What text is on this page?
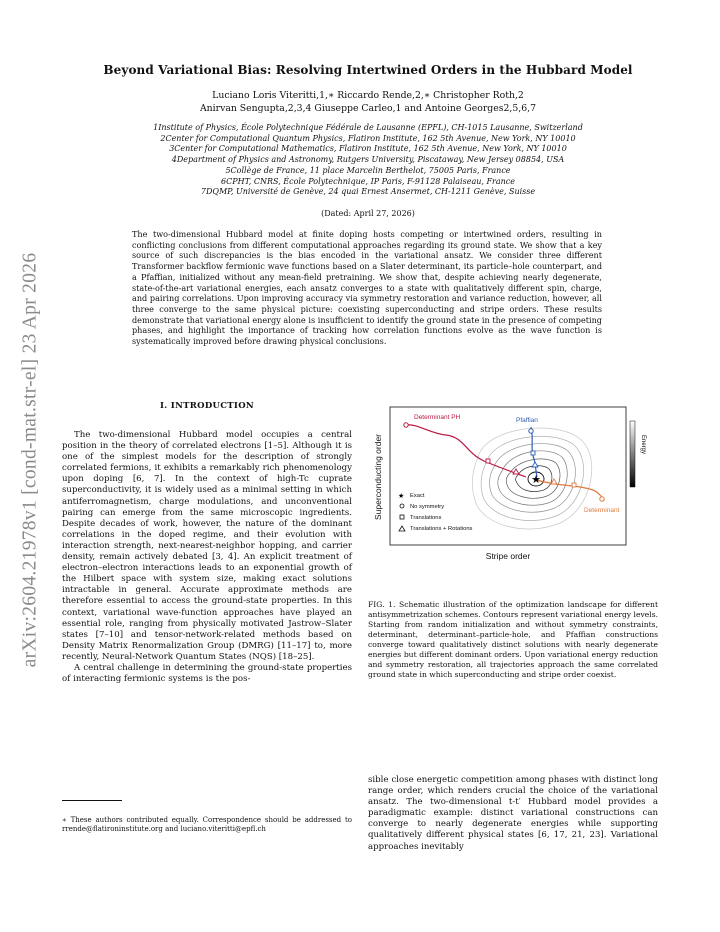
arXiv:2604.21978v1 [cond-mat.str-el] 23 Apr 2026
Beyond Variational Bias: Resolving Intertwined Orders in the Hubbard Model
Luciano Loris Viteritti,1,∗ Riccardo Rende,2,∗ Christopher Roth,2
Anirvan Sengupta,2,3,4 Giuseppe Carleo,1 and Antoine Georges2,5,6,7
1Institute of Physics, École Polytechnique Fédérale de Lausanne (EPFL), CH-1015 Lausanne, Switzerland
2Center for Computational Quantum Physics, Flatiron Institute, 162 5th Avenue, New York, NY 10010
3Center for Computational Mathematics, Flatiron Institute, 162 5th Avenue, New York, NY 10010
4Department of Physics and Astronomy, Rutgers University, Piscataway, New Jersey 08854, USA
5Collège de France, 11 place Marcelin Berthelot, 75005 Paris, France
6CPHT, CNRS, École Polytechnique, IP Paris, F-91128 Palaiseau, France
7DQMP, Université de Genève, 24 quai Ernest Ansermet, CH-1211 Genève, Suisse
(Dated: April 27, 2026)
The two-dimensional Hubbard model at finite doping hosts competing or intertwined orders, resulting in conflicting conclusions from different computational approaches regarding its ground state. We show that a key source of such discrepancies is the bias encoded in the variational ansatz. We consider three different Transformer backflow fermionic wave functions based on a Slater determinant, its particle–hole counterpart, and a Pfaffian, initialized without any mean-field pretraining. We show that, despite achieving nearly degenerate, state-of-the-art variational energies, each ansatz converges to a state with qualitatively different spin, charge, and pairing correlations. Upon improving accuracy via symmetry restoration and variance reduction, however, all three converge to the same physical picture: coexisting superconducting and stripe orders. These results demonstrate that variational energy alone is insufficient to identify the ground state in the presence of competing phases, and highlight the importance of tracking how correlation functions evolve as the wave function is systematically improved before drawing physical conclusions.
I. INTRODUCTION

The two-dimensional Hubbard model occupies a central position in the theory of correlated electrons [1–5]. Although it is one of the simplest models for the description of strongly correlated fermions, it exhibits a remarkably rich phenomenology upon doping [6, 7]. In the context of high-Tc cuprate superconductivity, it is widely used as a minimal setting in which antiferromagnetism, charge modulations, and unconventional pairing can emerge from the same microscopic ingredients. Despite decades of work, however, the nature of the dominant correlations in the doped regime, and their evolution with interaction strength, next-nearest-neighbor hopping, and carrier density, remain actively debated [3, 4]. An explicit treatment of electron–electron interactions leads to an exponential growth of the Hilbert space with system size, making exact solutions intractable in general. Accurate approximate methods are therefore essential to access the ground-state properties. In this context, variational wave-function approaches have played an essential role, ranging from physically motivated Jastrow–Slater states [7–10] and tensor-network-related methods based on Density Matrix Renormalization Group (DMRG) [11–17] to, more recently, Neural-Network Quantum States (NQS) [18–25].

A central challenge in determining the ground-state properties of interacting fermionic systems is the pos-

∗ These authors contributed equally. Correspondence should be addressed to rrende@flatironinstitute.org and luciano.viteritti@epfl.ch
★
Determinant PH	Pfaffian
Determinant
★ Exact
No symmetry
Translations
Translations + Rotations
Energy
Superconducting order
Stripe order
FIG. 1. Schematic illustration of the optimization landscape for different antisymmetrization schemes. Contours represent variational energy levels. Starting from random initialization and without symmetry constraints, determinant, determinant–particle-hole, and Pfaffian constructions converge toward qualitatively distinct solutions with nearly degenerate energies but different dominant orders. Upon variational energy reduction and symmetry restoration, all trajectories approach the same correlated ground state in which superconducting and stripe order coexist.

sible close energetic competition among phases with distinct long range order, which renders crucial the choice of the variational ansatz. The two-dimensional t-t′ Hubbard model provides a paradigmatic example: distinct variational constructions can converge to nearly degenerate energies while supporting qualitatively different physical states [6, 17, 21, 23]. Variational approaches inevitably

▶ [Problem requirements]: Give back the whole listing as it stands, minus its pictures.

▶ [In response]:
What text is on this page?
arXiv:2604.21978v1 [cond-mat.str-el] 23 Apr 2026
Beyond Variational Bias: Resolving Intertwined Orders in the Hubbard Model
Luciano Loris Viteritti,1,∗ Riccardo Rende,2,∗ Christopher Roth,2
Anirvan Sengupta,2,3,4 Giuseppe Carleo,1 and Antoine Georges2,5,6,7
1Institute of Physics, École Polytechnique Fédérale de Lausanne (EPFL), CH-1015 Lausanne, Switzerland
2Center for Computational Quantum Physics, Flatiron Institute, 162 5th Avenue, New York, NY 10010
3Center for Computational Mathematics, Flatiron Institute, 162 5th Avenue, New York, NY 10010
4Department of Physics and Astronomy, Rutgers University, Piscataway, New Jersey 08854, USA
5Collège de France, 11 place Marcelin Berthelot, 75005 Paris, France
6CPHT, CNRS, École Polytechnique, IP Paris, F-91128 Palaiseau, France
7DQMP, Université de Genève, 24 quai Ernest Ansermet, CH-1211 Genève, Suisse
(Dated: April 27, 2026)
The two-dimensional Hubbard model at finite doping hosts competing or intertwined orders, resulting in conflicting conclusions from different computational approaches regarding its ground state. We show that a key source of such discrepancies is the bias encoded in the variational ansatz. We consider three different Transformer backflow fermionic wave functions based on a Slater determinant, its particle–hole counterpart, and a Pfaffian, initialized without any mean-field pretraining. We show that, despite achieving nearly degenerate, state-of-the-art variational energies, each ansatz converges to a state with qualitatively different spin, charge, and pairing correlations. Upon improving accuracy via symmetry restoration and variance reduction, however, all three converge to the same physical picture: coexisting superconducting and stripe orders. These results demonstrate that variational energy alone is insufficient to identify the ground state in the presence of competing phases, and highlight the importance of tracking how correlation functions evolve as the wave function is systematically improved before drawing physical conclusions.
I. INTRODUCTION

The two-dimensional Hubbard model occupies a central position in the theory of correlated electrons [1–5]. Although it is one of the simplest models for the description of strongly correlated fermions, it exhibits a remarkably rich phenomenology upon doping [6, 7]. In the context of high-Tc cuprate superconductivity, it is widely used as a minimal setting in which antiferromagnetism, charge modulations, and unconventional pairing can emerge from the same microscopic ingredients. Despite decades of work, however, the nature of the dominant correlations in the doped regime, and their evolution with interaction strength, next-nearest-neighbor hopping, and carrier density, remain actively debated [3, 4]. An explicit treatment of electron–electron interactions leads to an exponential growth of the Hilbert space with system size, making exact solutions intractable in general. Accurate approximate methods are therefore essential to access the ground-state properties. In this context, variational wave-function approaches have played an essential role, ranging from physically motivated Jastrow–Slater states [7–10] and tensor-network-related methods based on Density Matrix Renormalization Group (DMRG) [11–17] to, more recently, Neural-Network Quantum States (NQS) [18–25].

A central challenge in determining the ground-state properties of interacting fermionic systems is the pos-

∗ These authors contributed equally. Correspondence should be addressed to rrende@flatironinstitute.org and luciano.viteritti@epfl.ch
★
Determinant PH	Pfaffian
Determinant
★ Exact
No symmetry
Translations
Translations + Rotations
Energy
Superconducting order
Stripe order
FIG. 1. Schematic illustration of the optimization landscape for different antisymmetrization schemes. Contours represent variational energy levels. Starting from random initialization and without symmetry constraints, determinant, determinant–particle-hole, and Pfaffian constructions converge toward qualitatively distinct solutions with nearly degenerate energies but different dominant orders. Upon variational energy reduction and symmetry restoration, all trajectories approach the same correlated ground state in which superconducting and stripe order coexist.

sible close energetic competition among phases with distinct long range order, which renders crucial the choice of the variational ansatz. The two-dimensional t-t′ Hubbard model provides a paradigmatic example: distinct variational constructions can converge to nearly degenerate energies while supporting qualitatively different physical states [6, 17, 21, 23]. Variational approaches inevitably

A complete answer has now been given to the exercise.